- RECORDS TO PROCESS:

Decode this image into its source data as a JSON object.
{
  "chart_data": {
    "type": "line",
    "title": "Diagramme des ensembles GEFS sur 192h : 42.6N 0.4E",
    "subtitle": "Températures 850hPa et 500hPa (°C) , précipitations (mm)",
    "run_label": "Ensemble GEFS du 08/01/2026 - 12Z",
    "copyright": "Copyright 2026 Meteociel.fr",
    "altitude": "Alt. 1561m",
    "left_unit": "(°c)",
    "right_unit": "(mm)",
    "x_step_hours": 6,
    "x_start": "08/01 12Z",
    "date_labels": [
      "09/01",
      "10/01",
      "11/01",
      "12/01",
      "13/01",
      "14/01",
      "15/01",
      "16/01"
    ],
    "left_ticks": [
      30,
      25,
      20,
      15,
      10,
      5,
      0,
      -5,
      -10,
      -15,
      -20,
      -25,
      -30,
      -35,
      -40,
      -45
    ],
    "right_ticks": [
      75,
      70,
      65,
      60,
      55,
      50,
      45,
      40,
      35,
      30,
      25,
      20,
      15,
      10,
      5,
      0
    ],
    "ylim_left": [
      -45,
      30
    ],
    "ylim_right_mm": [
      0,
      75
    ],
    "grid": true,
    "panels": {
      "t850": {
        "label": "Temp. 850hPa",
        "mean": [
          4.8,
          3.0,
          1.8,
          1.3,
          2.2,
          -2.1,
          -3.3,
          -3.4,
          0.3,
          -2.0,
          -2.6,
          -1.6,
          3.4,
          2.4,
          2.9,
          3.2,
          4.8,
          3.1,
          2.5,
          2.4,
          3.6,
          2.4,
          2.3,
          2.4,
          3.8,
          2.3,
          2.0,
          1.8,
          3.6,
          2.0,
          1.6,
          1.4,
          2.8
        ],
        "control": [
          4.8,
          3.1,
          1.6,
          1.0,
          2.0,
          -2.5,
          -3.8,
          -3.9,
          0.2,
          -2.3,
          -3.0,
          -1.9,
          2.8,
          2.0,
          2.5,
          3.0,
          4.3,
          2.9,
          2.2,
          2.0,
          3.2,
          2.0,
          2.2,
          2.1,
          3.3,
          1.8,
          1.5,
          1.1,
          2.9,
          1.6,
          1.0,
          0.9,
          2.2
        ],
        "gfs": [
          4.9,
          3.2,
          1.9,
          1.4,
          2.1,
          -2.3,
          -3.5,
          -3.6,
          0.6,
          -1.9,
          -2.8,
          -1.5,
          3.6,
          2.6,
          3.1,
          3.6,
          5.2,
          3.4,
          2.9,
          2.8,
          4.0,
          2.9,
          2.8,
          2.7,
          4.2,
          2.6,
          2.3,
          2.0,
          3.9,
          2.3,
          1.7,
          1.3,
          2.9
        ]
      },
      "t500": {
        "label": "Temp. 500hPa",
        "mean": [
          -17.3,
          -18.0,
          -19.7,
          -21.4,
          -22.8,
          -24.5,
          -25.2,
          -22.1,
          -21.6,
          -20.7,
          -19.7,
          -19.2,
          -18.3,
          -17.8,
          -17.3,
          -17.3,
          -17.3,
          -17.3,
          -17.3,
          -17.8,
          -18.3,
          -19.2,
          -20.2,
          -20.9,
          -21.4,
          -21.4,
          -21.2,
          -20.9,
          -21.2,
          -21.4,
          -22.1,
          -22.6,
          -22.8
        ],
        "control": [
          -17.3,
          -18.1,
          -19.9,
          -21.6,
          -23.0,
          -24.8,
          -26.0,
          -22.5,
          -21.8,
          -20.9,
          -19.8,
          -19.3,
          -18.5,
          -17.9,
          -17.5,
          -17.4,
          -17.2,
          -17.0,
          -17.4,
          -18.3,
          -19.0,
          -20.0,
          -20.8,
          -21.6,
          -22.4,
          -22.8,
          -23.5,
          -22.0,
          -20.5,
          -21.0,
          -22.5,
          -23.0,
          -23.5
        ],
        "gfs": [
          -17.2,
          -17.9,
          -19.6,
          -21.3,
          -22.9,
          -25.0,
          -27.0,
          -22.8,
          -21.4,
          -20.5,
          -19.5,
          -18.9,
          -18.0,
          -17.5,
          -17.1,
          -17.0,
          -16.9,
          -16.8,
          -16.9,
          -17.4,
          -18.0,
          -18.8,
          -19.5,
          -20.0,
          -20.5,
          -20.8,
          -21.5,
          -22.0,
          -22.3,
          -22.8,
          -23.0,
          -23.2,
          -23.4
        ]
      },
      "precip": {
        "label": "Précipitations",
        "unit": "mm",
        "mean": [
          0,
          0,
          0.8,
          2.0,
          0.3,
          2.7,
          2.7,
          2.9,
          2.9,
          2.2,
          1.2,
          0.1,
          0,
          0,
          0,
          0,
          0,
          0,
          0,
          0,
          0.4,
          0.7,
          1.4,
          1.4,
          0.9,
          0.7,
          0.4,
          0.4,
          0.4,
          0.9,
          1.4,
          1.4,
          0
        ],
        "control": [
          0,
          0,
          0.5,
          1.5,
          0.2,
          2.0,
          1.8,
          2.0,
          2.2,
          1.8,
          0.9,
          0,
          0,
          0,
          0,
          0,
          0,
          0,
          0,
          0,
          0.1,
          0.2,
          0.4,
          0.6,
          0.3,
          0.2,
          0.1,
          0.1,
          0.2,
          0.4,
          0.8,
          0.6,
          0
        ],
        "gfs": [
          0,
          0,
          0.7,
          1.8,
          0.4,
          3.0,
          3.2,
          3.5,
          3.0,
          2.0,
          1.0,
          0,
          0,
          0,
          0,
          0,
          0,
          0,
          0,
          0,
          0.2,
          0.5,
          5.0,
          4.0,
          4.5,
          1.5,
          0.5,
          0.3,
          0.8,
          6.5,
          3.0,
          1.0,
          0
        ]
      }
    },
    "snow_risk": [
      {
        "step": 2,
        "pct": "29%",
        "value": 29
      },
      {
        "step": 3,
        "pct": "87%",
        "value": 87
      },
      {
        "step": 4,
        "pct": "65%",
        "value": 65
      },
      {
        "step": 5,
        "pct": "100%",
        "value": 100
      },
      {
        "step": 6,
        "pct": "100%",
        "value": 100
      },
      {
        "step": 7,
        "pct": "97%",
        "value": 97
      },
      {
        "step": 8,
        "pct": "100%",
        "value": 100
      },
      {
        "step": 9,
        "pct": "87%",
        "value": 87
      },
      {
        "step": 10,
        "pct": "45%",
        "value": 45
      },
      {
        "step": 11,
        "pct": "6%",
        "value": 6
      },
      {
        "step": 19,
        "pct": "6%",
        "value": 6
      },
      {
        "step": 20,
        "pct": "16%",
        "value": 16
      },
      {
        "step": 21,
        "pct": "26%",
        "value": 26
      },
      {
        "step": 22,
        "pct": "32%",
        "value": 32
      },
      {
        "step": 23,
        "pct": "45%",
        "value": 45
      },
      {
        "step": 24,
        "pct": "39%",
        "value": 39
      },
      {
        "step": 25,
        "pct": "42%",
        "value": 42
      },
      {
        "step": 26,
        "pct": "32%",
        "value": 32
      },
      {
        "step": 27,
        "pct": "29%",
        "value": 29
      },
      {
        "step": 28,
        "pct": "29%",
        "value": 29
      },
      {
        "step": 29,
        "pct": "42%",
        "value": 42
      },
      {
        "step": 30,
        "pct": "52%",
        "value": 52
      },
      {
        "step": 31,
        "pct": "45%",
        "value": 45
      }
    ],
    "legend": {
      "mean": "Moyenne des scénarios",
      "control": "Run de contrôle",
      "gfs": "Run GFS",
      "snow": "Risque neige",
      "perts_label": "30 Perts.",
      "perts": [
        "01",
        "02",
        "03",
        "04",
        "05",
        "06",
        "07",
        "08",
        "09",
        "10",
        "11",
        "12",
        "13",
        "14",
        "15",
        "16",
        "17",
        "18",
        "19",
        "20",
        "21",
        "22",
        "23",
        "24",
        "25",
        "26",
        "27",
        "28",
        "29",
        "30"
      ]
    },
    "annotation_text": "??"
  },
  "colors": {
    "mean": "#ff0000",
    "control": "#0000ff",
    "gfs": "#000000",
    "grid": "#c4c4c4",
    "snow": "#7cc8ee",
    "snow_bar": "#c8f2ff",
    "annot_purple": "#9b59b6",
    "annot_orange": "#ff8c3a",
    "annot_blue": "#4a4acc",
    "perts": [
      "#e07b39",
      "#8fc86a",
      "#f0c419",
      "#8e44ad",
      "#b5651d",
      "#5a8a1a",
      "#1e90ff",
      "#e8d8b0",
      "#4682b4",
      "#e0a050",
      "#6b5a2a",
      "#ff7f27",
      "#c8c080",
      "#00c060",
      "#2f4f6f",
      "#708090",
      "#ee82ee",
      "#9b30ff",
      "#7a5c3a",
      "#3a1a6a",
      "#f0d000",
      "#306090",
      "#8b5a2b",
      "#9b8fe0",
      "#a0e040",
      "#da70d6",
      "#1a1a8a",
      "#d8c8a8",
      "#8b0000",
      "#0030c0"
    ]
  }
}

- WHAT IS BEING ASKED: Single out each line of the records above with the string "GEFS" in it, and copy it.

- RESPONSE:
    "title": "Diagramme des ensembles GEFS sur 192h : 42.6N 0.4E",
    "run_label": "Ensemble GEFS du 08/01/2026 - 12Z",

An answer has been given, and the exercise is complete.